_What is asked_
State the number of lines where "július" appears. Add nothing else.

_Task material_
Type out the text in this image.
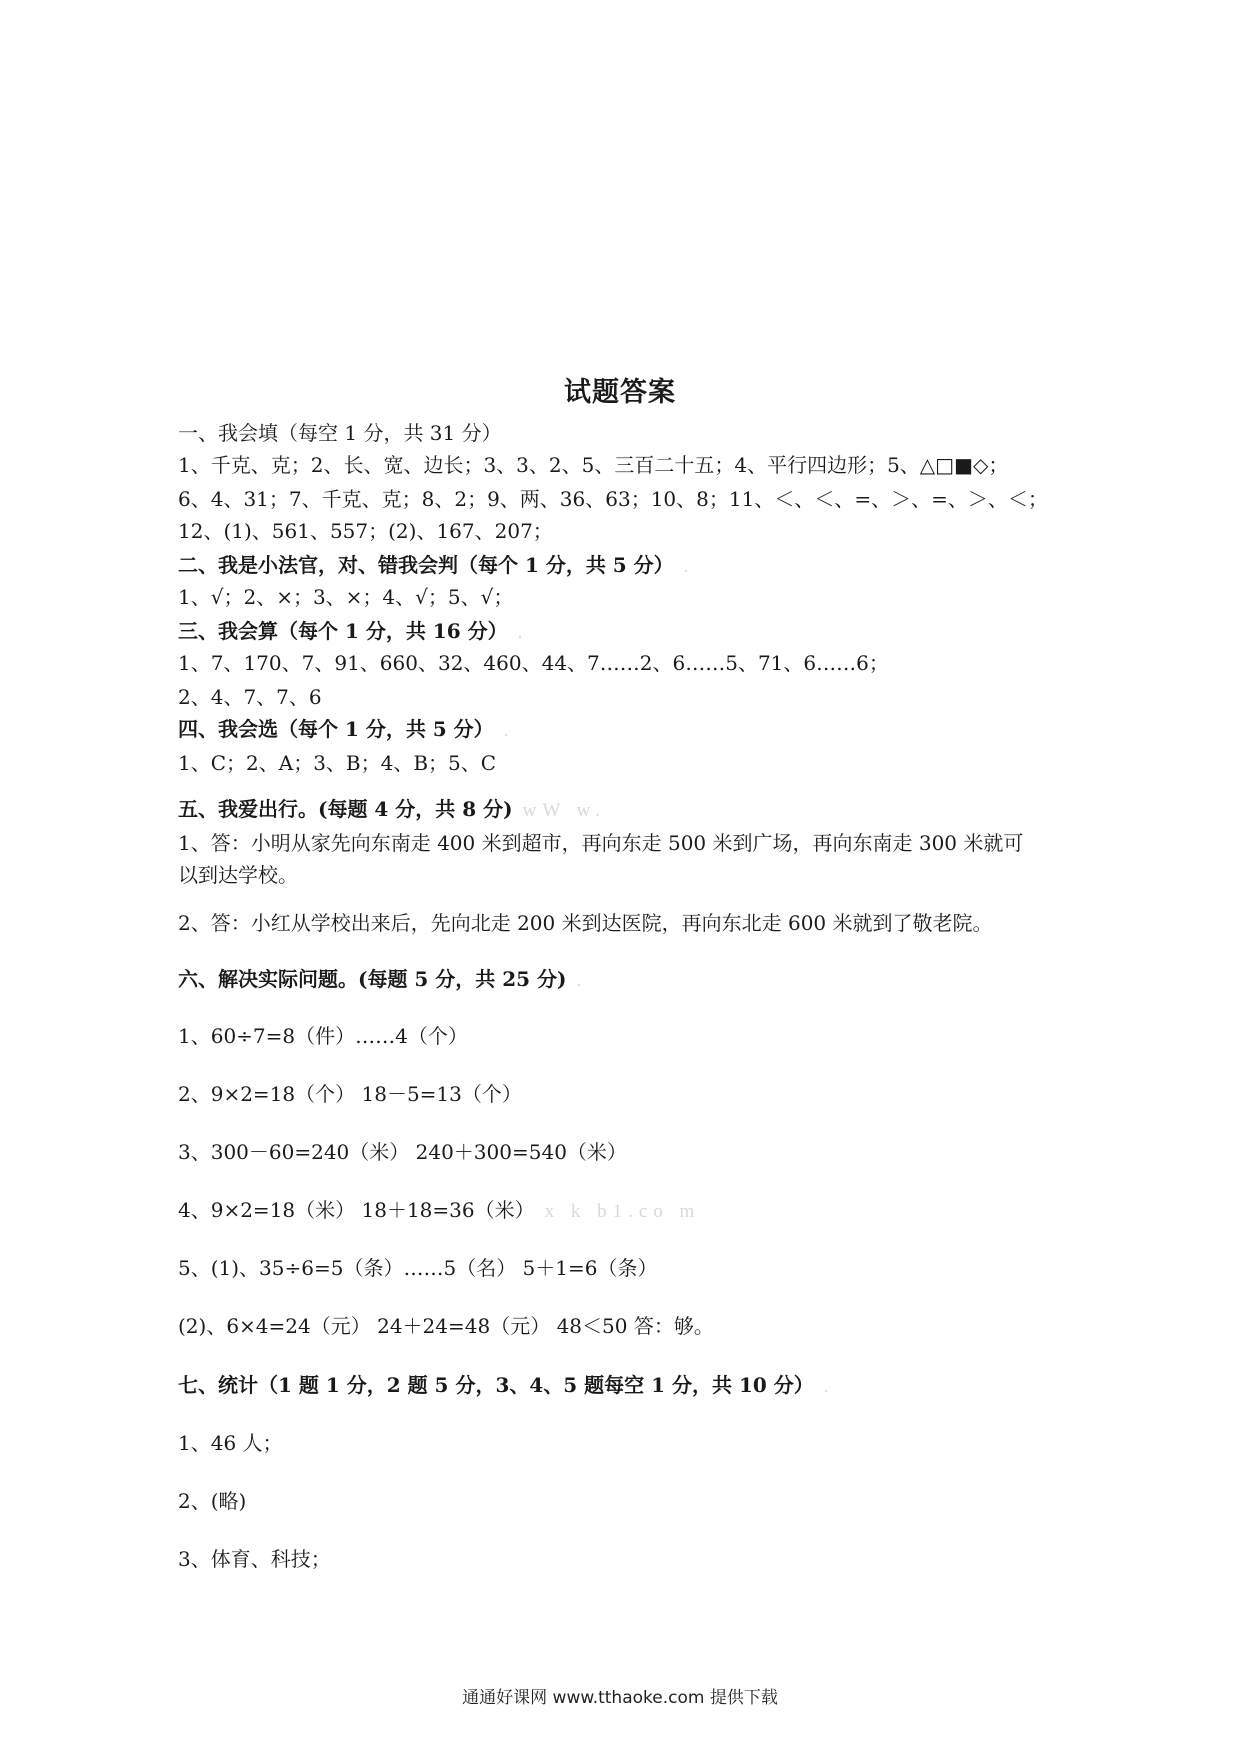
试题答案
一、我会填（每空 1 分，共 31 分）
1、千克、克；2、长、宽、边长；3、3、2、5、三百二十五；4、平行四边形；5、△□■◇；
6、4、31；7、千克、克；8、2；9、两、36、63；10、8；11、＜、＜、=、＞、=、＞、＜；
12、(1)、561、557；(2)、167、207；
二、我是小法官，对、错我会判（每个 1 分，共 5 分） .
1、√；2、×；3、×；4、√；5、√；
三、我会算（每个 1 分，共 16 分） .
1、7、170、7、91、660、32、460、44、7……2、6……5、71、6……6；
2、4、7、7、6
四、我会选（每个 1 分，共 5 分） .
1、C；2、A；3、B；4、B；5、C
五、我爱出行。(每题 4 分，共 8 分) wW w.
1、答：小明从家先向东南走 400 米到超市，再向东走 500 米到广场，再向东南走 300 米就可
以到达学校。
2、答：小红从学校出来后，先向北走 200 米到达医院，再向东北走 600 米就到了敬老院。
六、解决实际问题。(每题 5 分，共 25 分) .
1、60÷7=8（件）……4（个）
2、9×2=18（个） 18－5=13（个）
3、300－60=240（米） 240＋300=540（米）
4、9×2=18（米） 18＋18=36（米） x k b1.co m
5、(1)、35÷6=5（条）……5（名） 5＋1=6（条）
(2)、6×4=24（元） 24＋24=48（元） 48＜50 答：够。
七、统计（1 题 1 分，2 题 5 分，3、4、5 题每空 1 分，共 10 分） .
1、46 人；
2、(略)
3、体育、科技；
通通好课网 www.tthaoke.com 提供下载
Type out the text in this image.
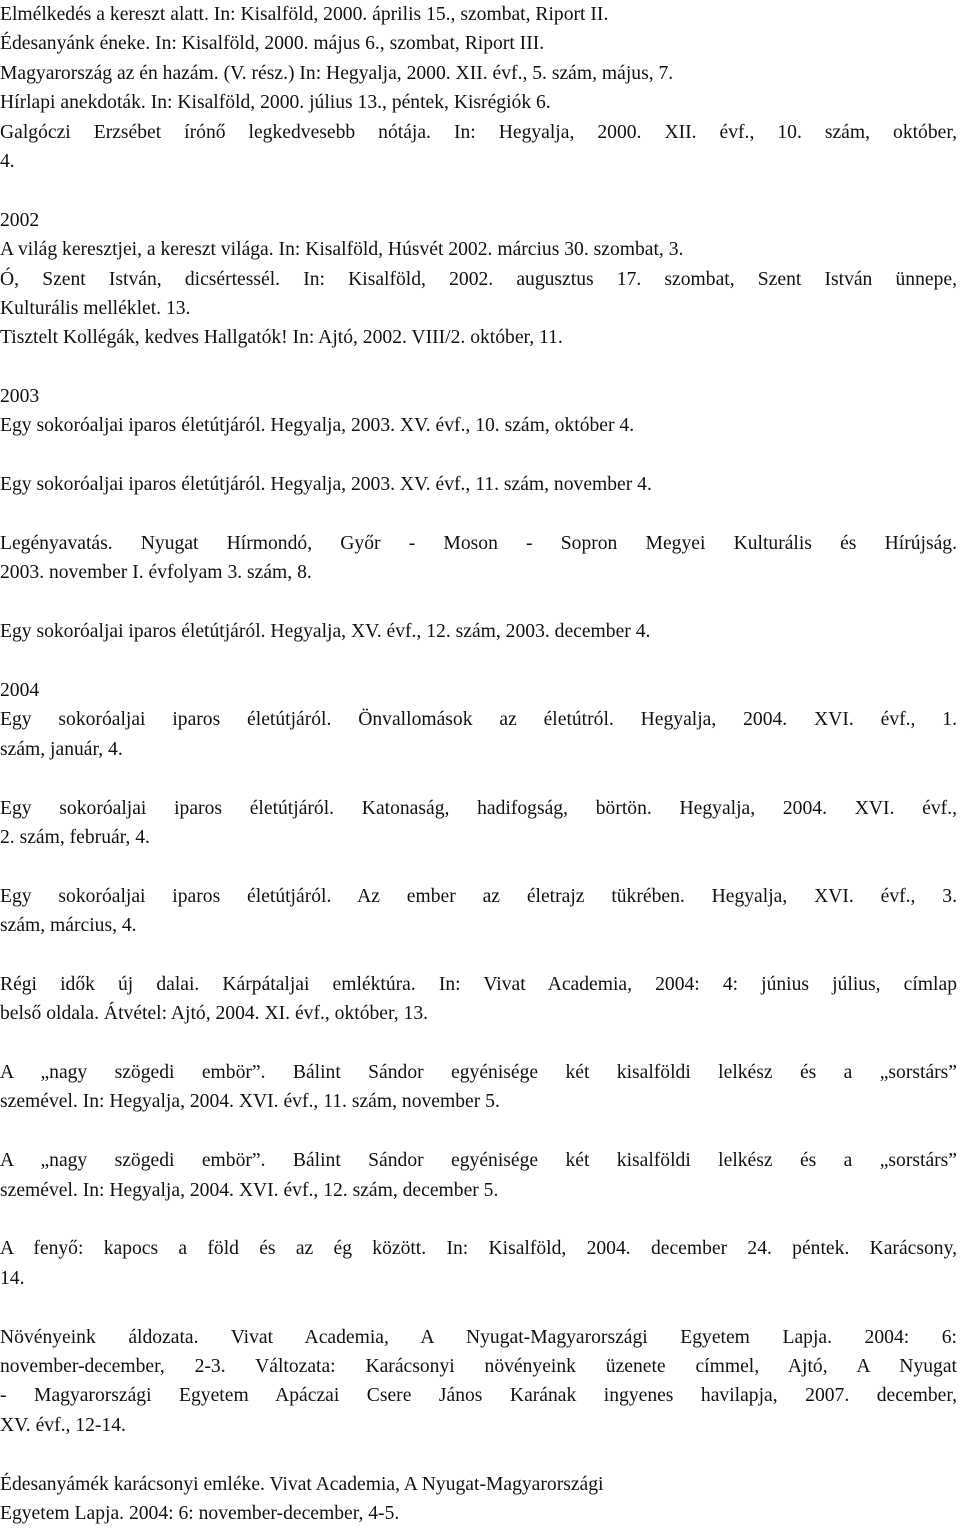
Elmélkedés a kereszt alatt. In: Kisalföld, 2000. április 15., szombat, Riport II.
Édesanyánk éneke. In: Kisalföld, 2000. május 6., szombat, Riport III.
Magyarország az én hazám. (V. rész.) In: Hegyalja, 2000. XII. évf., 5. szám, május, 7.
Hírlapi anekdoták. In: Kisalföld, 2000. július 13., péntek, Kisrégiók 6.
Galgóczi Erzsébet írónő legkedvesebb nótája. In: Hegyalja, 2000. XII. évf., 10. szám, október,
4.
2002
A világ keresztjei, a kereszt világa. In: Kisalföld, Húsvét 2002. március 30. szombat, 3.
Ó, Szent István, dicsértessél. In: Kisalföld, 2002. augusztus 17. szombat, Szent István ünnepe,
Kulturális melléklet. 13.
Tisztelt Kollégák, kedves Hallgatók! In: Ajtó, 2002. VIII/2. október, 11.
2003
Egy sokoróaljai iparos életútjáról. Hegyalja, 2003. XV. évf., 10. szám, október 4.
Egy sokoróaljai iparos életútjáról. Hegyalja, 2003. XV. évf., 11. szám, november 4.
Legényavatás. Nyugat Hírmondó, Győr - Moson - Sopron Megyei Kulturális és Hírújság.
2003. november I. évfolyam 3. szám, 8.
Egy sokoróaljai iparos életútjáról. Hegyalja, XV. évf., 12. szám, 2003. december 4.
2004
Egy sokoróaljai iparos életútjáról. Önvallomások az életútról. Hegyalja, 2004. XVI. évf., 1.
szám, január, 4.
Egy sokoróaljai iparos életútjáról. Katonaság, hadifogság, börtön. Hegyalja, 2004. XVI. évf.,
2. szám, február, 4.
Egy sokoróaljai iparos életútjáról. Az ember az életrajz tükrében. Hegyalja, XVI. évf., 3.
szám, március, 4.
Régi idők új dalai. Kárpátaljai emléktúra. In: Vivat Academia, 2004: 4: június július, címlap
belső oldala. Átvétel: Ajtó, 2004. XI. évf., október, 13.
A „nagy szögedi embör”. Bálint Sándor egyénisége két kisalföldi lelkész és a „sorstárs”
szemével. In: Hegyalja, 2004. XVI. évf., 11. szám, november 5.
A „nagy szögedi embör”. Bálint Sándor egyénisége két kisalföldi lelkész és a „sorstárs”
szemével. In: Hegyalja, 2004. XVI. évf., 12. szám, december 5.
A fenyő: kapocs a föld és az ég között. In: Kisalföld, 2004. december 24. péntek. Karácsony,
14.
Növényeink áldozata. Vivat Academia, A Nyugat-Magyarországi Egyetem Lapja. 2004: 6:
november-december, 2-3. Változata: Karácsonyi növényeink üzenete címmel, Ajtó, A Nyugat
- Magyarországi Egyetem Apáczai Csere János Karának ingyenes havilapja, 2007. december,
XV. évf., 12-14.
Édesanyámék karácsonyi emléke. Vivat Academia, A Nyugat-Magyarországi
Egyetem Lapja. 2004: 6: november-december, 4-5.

_The response_
2